--- Begin Available data ---
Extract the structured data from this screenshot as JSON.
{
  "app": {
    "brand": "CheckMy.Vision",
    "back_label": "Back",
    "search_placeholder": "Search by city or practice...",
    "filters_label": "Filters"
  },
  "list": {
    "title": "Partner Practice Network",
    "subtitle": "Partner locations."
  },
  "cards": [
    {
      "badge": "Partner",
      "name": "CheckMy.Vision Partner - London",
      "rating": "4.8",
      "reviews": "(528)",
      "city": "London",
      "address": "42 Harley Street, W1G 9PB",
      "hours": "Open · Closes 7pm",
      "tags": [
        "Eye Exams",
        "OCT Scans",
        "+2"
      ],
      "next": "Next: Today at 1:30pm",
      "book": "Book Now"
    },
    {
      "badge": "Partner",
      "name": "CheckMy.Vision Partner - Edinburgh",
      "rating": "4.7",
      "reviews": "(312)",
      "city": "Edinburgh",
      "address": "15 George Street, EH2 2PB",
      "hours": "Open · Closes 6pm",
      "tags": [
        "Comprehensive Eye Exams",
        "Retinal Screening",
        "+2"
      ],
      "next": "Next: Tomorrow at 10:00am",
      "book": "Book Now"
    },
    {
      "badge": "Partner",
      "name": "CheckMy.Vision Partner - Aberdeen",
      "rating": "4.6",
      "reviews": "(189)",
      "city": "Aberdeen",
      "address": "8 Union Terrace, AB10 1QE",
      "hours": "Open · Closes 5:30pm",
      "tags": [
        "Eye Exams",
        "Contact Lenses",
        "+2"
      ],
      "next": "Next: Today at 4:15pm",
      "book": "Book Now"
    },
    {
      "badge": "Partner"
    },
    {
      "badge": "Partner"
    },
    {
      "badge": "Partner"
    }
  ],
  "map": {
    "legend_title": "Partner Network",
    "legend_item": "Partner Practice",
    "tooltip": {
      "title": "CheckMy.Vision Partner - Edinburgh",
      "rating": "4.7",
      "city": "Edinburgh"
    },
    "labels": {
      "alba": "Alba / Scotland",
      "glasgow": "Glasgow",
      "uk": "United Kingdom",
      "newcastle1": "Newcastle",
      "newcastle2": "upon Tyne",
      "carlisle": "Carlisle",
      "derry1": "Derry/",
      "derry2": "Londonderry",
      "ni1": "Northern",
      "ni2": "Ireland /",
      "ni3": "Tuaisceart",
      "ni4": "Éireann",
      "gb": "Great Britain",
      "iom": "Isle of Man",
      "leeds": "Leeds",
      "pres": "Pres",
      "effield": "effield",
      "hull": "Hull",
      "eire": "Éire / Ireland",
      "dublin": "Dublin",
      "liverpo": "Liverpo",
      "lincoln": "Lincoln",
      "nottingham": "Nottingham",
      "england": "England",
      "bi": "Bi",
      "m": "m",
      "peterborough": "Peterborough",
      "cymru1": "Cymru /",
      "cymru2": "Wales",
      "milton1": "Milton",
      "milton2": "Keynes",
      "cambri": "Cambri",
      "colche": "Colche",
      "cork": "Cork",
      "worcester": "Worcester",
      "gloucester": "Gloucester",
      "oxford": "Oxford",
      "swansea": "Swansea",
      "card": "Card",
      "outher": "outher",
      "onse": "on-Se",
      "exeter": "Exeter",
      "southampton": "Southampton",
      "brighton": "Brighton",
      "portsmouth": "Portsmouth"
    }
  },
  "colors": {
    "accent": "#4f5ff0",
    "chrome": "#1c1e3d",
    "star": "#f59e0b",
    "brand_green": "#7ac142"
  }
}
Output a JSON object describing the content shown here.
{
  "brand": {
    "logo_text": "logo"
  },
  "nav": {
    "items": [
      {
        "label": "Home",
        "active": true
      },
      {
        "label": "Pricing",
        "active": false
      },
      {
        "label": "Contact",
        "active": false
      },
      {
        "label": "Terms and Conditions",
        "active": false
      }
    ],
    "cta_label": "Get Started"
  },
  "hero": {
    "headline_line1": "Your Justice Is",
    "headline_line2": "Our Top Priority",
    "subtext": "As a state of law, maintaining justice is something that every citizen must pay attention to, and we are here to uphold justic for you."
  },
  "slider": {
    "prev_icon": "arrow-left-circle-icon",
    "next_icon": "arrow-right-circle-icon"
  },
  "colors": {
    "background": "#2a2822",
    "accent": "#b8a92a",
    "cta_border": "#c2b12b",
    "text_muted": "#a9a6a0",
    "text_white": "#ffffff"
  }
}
--- End Available data ---
### Problem to work on
Retype all the records, matching them exactly.

### Right answer
Extract the structured data from this screenshot as JSON.
{
  "app": {
    "brand": "CheckMy.Vision",
    "back_label": "Back",
    "search_placeholder": "Search by city or practice...",
    "filters_label": "Filters"
  },
  "list": {
    "title": "Partner Practice Network",
    "subtitle": "Partner locations."
  },
  "cards": [
    {
      "badge": "Partner",
      "name": "CheckMy.Vision Partner - London",
      "rating": "4.8",
      "reviews": "(528)",
      "city": "London",
      "address": "42 Harley Street, W1G 9PB",
      "hours": "Open · Closes 7pm",
      "tags": [
        "Eye Exams",
        "OCT Scans",
        "+2"
      ],
      "next": "Next: Today at 1:30pm",
      "book": "Book Now"
    },
    {
      "badge": "Partner",
      "name": "CheckMy.Vision Partner - Edinburgh",
      "rating": "4.7",
      "reviews": "(312)",
      "city": "Edinburgh",
      "address": "15 George Street, EH2 2PB",
      "hours": "Open · Closes 6pm",
      "tags": [
        "Comprehensive Eye Exams",
        "Retinal Screening",
        "+2"
      ],
      "next": "Next: Tomorrow at 10:00am",
      "book": "Book Now"
    },
    {
      "badge": "Partner",
      "name": "CheckMy.Vision Partner - Aberdeen",
      "rating": "4.6",
      "reviews": "(189)",
      "city": "Aberdeen",
      "address": "8 Union Terrace, AB10 1QE",
      "hours": "Open · Closes 5:30pm",
      "tags": [
        "Eye Exams",
        "Contact Lenses",
        "+2"
      ],
      "next": "Next: Today at 4:15pm",
      "book": "Book Now"
    },
    {
      "badge": "Partner"
    },
    {
      "badge": "Partner"
    },
    {
      "badge": "Partner"
    }
  ],
  "map": {
    "legend_title": "Partner Network",
    "legend_item": "Partner Practice",
    "tooltip": {
      "title": "CheckMy.Vision Partner - Edinburgh",
      "rating": "4.7",
      "city": "Edinburgh"
    },
    "labels": {
      "alba": "Alba / Scotland",
      "glasgow": "Glasgow",
      "uk": "United Kingdom",
      "newcastle1": "Newcastle",
      "newcastle2": "upon Tyne",
      "carlisle": "Carlisle",
      "derry1": "Derry/",
      "derry2": "Londonderry",
      "ni1": "Northern",
      "ni2": "Ireland /",
      "ni3": "Tuaisceart",
      "ni4": "Éireann",
      "gb": "Great Britain",
      "iom": "Isle of Man",
      "leeds": "Leeds",
      "pres": "Pres",
      "effield": "effield",
      "hull": "Hull",
      "eire": "Éire / Ireland",
      "dublin": "Dublin",
      "liverpo": "Liverpo",
      "lincoln": "Lincoln",
      "nottingham": "Nottingham",
      "england": "England",
      "bi": "Bi",
      "m": "m",
      "peterborough": "Peterborough",
      "cymru1": "Cymru /",
      "cymru2": "Wales",
      "milton1": "Milton",
      "milton2": "Keynes",
      "cambri": "Cambri",
      "colche": "Colche",
      "cork": "Cork",
      "worcester": "Worcester",
      "gloucester": "Gloucester",
      "oxford": "Oxford",
      "swansea": "Swansea",
      "card": "Card",
      "outher": "outher",
      "onse": "on-Se",
      "exeter": "Exeter",
      "southampton": "Southampton",
      "brighton": "Brighton",
      "portsmouth": "Portsmouth"
    }
  },
  "colors": {
    "accent": "#4f5ff0",
    "chrome": "#1c1e3d",
    "star": "#f59e0b",
    "brand_green": "#7ac142"
  }
}
Output a JSON object describing the content shown here.
{
  "brand": {
    "logo_text": "logo"
  },
  "nav": {
    "items": [
      {
        "label": "Home",
        "active": true
      },
      {
        "label": "Pricing",
        "active": false
      },
      {
        "label": "Contact",
        "active": false
      },
      {
        "label": "Terms and Conditions",
        "active": false
      }
    ],
    "cta_label": "Get Started"
  },
  "hero": {
    "headline_line1": "Your Justice Is",
    "headline_line2": "Our Top Priority",
    "subtext": "As a state of law, maintaining justice is something that every citizen must pay attention to, and we are here to uphold justic for you."
  },
  "slider": {
    "prev_icon": "arrow-left-circle-icon",
    "next_icon": "arrow-right-circle-icon"
  },
  "colors": {
    "background": "#2a2822",
    "accent": "#b8a92a",
    "cta_border": "#c2b12b",
    "text_muted": "#a9a6a0",
    "text_white": "#ffffff"
  }
}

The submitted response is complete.